(Collected data)

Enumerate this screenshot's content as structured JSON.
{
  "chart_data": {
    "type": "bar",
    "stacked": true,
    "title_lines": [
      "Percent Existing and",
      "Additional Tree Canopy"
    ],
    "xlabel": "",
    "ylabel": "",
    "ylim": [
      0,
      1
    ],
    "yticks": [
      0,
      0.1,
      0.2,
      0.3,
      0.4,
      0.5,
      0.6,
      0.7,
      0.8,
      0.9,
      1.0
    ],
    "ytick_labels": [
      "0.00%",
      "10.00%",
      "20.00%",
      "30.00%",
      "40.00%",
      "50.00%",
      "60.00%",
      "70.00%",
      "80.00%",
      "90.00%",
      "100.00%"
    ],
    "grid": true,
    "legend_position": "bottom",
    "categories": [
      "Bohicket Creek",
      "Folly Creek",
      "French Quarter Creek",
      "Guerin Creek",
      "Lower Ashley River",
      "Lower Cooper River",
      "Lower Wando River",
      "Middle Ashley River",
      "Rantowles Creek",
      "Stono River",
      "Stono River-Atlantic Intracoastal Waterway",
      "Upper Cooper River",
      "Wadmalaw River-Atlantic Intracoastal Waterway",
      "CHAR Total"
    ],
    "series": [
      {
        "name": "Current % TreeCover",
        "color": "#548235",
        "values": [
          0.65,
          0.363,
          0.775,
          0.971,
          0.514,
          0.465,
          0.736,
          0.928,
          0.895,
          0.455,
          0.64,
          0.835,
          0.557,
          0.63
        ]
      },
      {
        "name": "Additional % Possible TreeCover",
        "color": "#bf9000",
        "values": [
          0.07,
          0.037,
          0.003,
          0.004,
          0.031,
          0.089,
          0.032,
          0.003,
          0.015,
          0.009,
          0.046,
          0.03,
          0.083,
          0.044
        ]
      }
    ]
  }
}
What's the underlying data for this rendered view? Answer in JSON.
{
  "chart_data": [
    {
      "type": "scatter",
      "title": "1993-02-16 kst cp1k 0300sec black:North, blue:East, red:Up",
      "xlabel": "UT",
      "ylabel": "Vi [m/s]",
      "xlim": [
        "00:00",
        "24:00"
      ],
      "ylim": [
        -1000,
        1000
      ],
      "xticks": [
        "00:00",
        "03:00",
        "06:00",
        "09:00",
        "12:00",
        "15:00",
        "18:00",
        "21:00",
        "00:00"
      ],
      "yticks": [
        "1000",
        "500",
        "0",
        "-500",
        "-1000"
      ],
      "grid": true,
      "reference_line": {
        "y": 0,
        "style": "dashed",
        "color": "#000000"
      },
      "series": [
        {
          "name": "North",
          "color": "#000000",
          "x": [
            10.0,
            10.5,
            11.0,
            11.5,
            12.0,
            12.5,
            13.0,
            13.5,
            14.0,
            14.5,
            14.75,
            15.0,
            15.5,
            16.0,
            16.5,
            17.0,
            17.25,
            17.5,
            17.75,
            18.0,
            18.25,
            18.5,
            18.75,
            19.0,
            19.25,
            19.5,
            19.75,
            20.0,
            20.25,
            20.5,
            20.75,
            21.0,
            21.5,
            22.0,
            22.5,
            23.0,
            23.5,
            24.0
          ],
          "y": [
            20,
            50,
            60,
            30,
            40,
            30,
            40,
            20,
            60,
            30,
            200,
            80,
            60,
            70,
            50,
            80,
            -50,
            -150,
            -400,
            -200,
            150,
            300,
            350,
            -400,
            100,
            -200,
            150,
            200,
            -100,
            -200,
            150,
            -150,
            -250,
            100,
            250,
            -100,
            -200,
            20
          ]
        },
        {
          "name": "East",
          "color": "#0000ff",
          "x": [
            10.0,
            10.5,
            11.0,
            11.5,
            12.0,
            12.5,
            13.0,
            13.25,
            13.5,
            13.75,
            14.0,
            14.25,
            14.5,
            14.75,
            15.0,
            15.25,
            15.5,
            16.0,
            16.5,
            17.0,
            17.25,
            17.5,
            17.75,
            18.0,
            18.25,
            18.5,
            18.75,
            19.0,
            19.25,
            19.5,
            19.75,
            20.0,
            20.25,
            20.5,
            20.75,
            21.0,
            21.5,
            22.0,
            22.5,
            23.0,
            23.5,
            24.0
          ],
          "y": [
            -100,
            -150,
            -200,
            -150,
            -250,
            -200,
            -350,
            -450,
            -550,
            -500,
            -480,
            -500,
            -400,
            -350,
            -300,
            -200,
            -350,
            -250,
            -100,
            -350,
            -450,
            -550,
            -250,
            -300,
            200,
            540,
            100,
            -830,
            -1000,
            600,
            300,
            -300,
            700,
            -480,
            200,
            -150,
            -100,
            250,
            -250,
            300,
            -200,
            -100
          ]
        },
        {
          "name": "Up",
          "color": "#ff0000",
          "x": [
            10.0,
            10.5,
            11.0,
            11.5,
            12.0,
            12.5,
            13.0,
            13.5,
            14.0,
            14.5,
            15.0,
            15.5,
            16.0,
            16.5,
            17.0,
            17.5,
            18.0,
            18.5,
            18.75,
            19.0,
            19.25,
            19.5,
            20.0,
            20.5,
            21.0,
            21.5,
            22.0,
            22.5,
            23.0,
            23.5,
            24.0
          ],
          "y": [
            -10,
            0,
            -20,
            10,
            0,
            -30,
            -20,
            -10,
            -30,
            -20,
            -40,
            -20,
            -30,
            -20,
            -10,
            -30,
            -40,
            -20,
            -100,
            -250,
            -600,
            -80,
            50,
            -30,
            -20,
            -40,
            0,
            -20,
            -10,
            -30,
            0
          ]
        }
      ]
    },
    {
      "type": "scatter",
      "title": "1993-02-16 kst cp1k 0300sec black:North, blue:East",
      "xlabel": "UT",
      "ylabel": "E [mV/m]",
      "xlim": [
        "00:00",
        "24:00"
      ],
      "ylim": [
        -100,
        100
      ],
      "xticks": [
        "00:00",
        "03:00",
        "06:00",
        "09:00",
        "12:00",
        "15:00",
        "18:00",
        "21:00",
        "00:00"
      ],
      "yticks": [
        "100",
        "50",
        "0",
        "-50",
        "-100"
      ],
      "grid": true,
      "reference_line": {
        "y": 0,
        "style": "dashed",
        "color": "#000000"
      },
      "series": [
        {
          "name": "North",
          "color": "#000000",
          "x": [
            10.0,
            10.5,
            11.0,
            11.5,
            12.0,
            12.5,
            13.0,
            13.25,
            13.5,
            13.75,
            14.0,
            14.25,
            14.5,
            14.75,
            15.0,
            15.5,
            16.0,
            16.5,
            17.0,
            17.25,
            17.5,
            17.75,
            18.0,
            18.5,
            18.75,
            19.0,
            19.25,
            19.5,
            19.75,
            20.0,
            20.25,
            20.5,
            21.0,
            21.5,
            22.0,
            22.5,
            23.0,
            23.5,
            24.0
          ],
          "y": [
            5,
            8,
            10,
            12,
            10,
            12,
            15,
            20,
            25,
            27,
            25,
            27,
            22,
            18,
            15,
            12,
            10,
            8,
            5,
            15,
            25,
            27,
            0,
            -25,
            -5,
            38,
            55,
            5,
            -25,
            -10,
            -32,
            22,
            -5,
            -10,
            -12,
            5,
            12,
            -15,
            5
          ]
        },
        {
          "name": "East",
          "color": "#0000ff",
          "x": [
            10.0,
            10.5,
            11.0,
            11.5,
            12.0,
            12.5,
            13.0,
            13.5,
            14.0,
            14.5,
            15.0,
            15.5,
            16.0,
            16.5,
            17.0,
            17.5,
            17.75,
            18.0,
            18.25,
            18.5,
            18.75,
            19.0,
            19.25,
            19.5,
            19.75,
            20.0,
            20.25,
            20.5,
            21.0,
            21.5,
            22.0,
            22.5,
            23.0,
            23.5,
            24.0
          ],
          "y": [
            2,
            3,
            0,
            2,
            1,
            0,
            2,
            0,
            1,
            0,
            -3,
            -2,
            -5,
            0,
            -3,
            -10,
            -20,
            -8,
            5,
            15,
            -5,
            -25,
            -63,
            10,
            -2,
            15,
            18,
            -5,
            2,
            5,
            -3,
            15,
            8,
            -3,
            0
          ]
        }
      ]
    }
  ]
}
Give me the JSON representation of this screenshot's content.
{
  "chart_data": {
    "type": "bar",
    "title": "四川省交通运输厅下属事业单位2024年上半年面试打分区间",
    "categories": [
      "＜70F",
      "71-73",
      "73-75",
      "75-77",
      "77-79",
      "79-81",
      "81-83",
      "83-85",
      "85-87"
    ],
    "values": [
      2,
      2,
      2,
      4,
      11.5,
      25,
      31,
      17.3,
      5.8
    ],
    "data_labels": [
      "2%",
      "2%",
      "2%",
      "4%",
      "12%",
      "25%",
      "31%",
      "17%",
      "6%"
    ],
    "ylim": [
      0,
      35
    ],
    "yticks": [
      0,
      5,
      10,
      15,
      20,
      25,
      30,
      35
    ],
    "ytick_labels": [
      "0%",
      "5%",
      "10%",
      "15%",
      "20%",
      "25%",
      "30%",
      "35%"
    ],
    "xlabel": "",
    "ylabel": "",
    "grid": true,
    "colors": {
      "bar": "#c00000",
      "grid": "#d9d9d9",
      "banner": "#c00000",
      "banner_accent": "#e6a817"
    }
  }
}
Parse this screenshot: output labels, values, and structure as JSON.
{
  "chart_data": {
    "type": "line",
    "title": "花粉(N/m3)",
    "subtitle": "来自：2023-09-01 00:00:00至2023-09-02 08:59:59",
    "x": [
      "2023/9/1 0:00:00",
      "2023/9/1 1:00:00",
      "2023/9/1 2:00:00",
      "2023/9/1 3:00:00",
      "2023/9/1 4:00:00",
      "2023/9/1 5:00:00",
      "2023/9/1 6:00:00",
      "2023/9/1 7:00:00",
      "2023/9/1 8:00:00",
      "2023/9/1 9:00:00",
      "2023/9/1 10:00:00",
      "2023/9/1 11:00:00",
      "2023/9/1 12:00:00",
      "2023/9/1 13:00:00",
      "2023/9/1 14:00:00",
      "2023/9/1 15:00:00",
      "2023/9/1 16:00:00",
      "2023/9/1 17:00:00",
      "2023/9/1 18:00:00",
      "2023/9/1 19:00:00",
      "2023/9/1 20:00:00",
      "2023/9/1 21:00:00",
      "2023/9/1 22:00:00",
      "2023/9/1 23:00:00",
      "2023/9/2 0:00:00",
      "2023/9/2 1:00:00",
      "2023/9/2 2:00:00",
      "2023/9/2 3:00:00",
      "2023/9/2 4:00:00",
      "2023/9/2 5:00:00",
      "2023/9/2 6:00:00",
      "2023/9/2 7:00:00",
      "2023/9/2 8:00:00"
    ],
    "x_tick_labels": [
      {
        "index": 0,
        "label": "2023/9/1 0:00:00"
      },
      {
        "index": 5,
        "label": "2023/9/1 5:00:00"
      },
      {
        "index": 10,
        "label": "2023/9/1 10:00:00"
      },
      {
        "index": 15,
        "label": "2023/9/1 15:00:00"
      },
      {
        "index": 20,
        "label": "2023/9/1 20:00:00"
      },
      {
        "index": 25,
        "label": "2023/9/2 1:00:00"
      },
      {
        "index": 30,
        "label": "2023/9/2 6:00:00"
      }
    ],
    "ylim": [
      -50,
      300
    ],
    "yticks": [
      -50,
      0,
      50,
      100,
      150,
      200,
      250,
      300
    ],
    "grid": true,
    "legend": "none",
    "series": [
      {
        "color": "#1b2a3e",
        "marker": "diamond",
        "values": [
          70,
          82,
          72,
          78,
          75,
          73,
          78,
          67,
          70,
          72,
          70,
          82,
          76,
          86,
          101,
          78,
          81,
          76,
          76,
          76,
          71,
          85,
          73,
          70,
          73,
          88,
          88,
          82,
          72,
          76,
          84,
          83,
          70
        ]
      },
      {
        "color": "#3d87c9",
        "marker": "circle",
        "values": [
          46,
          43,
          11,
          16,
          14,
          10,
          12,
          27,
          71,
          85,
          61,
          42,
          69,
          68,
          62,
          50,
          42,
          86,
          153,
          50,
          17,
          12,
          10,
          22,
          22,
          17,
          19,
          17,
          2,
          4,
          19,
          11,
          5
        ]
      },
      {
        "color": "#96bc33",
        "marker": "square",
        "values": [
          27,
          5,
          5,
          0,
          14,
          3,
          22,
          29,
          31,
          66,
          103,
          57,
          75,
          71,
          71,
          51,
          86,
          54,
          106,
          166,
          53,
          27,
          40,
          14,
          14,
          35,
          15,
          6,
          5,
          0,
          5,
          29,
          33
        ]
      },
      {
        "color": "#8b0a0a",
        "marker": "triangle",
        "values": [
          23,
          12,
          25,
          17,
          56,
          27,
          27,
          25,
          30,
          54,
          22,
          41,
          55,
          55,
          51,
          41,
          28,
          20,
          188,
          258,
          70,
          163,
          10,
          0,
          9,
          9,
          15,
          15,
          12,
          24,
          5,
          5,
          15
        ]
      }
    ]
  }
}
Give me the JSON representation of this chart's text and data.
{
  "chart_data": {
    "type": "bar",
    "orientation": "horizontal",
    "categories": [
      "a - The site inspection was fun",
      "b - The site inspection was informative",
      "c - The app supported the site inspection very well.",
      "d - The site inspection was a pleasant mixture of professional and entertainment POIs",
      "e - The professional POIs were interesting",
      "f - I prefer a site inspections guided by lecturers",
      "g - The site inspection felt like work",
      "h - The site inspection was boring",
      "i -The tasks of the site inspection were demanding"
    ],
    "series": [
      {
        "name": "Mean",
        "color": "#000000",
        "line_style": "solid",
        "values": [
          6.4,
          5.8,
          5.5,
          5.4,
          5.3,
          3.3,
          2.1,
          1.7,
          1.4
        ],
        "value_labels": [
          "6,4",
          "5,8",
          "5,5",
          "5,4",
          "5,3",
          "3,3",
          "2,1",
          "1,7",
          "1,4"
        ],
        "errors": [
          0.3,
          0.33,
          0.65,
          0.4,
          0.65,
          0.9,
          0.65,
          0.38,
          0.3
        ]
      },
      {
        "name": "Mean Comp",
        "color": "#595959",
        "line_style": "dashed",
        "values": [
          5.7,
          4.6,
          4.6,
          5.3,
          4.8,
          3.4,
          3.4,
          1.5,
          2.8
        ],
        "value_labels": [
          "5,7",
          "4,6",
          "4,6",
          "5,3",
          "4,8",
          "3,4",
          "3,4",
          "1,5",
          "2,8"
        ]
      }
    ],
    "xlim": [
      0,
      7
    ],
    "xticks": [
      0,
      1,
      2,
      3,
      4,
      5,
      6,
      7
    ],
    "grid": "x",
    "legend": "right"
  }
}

Written instruction -> Find every line that holds "representation" and copy it.

The reply ->
Give me the JSON representation of this screenshot's content.
Give me the JSON representation of this chart's text and data.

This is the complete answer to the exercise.